● Completa lo siguiente:
(1) Según el texto «Bailar en la cueva», ¿con qué arquetipo se representa a Quirón?
(2) Prosigue el texto «Bailar en la cueva» a partir de su última oración.

● Documento:
________

Bailar en la cueva
La astrología dice que Quirón marca, lo que llaman, “la herida del alma”. Es decir, que según en donde se encuentre este es el aspecto en nuestra vida y personalidad en la que estamos heridos. Se le representa con el arquetipo del viejo centauro porque, a pesar de su herida, es un sanador, un maestro. Alguna vez, una amiga brujil me dijo que mi herida estaba en la capacidad para disfrutar. Bonita cosa, pensé, tanto tiempo invertido en tratar de disfrutar mi existencia para, según esto, venir mal programada de fábrica.
Alguna vez mi terapeuta me dejó la tarea de hacer una lista de las cosas que me gusta hacer. Aunque adoro las tareas —porque nerd— esta me costó mucho más trabajo de lo que pensé. El terapeuta fue específico: poner en la lista cosas que me gusta hacer y que me tocan el alma y no del tipo “amo los atardeceres y el olor a lluvia”. Escribí solo tres cosas.

________

● Registros de datos:
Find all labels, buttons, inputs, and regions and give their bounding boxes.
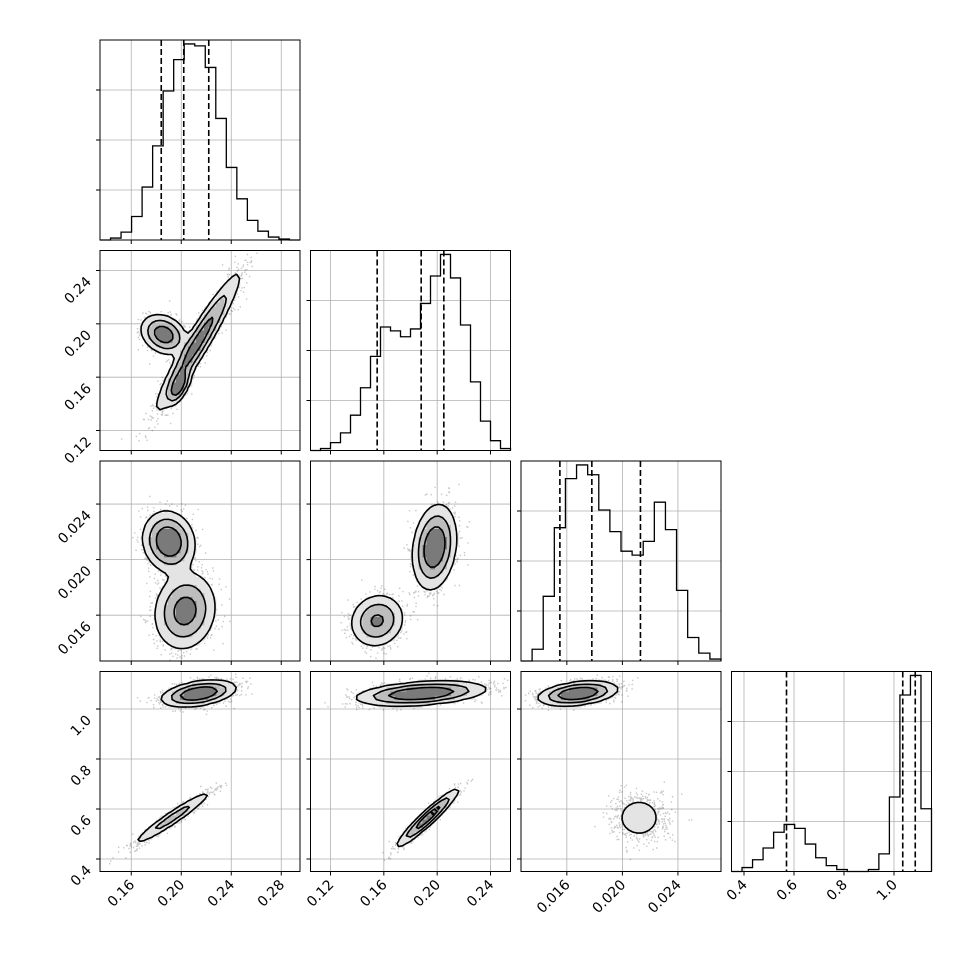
- contour-line-1: [154, 682, 227, 830]
- histogram-panel-1: [306, 250, 512, 455]
- histogram-line: [521, 464, 722, 662]
- contour-line-0: [141, 510, 216, 650]
- scatter-panel-1-2: [306, 460, 511, 665]
- contour-line-1: [372, 683, 470, 838]
- panel-frame: [310, 671, 511, 872]
- contour-line-0: [140, 273, 241, 411]
- density-band-1: [148, 298, 225, 399]
- histogram-line: [100, 43, 300, 241]
- contour-line-0: [355, 679, 487, 848]
- contour-line-2: [153, 316, 214, 396]
- contour-line-2: [155, 526, 197, 626]
- panel-frame: [310, 460, 511, 662]
- contour-line-0: [137, 679, 237, 843]
- contour-line-1: [359, 515, 452, 638]
- density-band-0: [144, 509, 217, 650]
- histogram-panel-2: [517, 460, 722, 665]
- contour-line-1: [148, 518, 207, 638]
- panel-frame: [520, 671, 722, 872]
- density-band-1: [362, 517, 451, 638]
- density-band-1: [374, 683, 467, 836]
- contour-line-2: [387, 686, 455, 830]
- panel-content: [324, 672, 509, 862]
- density-band-0: [350, 505, 459, 646]
- panel-content: [340, 483, 471, 659]
- histogram-panel-0: [96, 39, 301, 244]
- contour-line-0: [351, 503, 458, 647]
- panel-content: [120, 250, 260, 451]
- panel-frame: [99, 250, 301, 451]
- contour-line-0: [537, 679, 657, 834]
- panel-frame: [99, 460, 301, 662]
- histogram-line: [731, 674, 933, 873]
- contour-line-2: [179, 686, 218, 701]
- panel-content: [521, 674, 693, 860]
- histogram-line: [310, 253, 512, 452]
- panel-content: [109, 673, 253, 865]
- contour-line-1: [547, 683, 609, 704]
- density-band-2: [156, 529, 197, 626]
- panel-content: [132, 495, 231, 661]
- contour-line-2: [370, 526, 446, 628]
- contour-line-1: [147, 294, 227, 402]
- density-band-2: [370, 529, 447, 626]
- density-band-2: [156, 318, 213, 395]
- scatter-panel-0-1: 0.120.160.200.24: [61, 250, 301, 467]
- panel-frame: [99, 671, 301, 872]
- contour-line-2: [557, 686, 599, 701]
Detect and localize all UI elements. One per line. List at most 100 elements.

________

● Resultados por tarea:
(1) Con el arquetipo del viejo centauro.

(2)
¿Todos disfrutan de tan pocas cosas en la vida?, le pregunté al terapeuta. Me dijo, con esa ambigüedad de los psicólogos, que no hay tal cosa como “pocas” o “muchas”. Ahora pienso que quizá fui demasiado quisquillosa con mi lista. No puse, por ejemplo, tocar la guitarra, porque aunque lo disfruto mucho me causa desasosiego. También dejé fuera a mi familia y a mi pareja porque tenerlos es más una bendición que una actividad como tal; por lo que: “Caminar con mi esposo”, no estaba en la lista, aunque es una de las cosas que más me gusta hacer a su lado (y en la vida).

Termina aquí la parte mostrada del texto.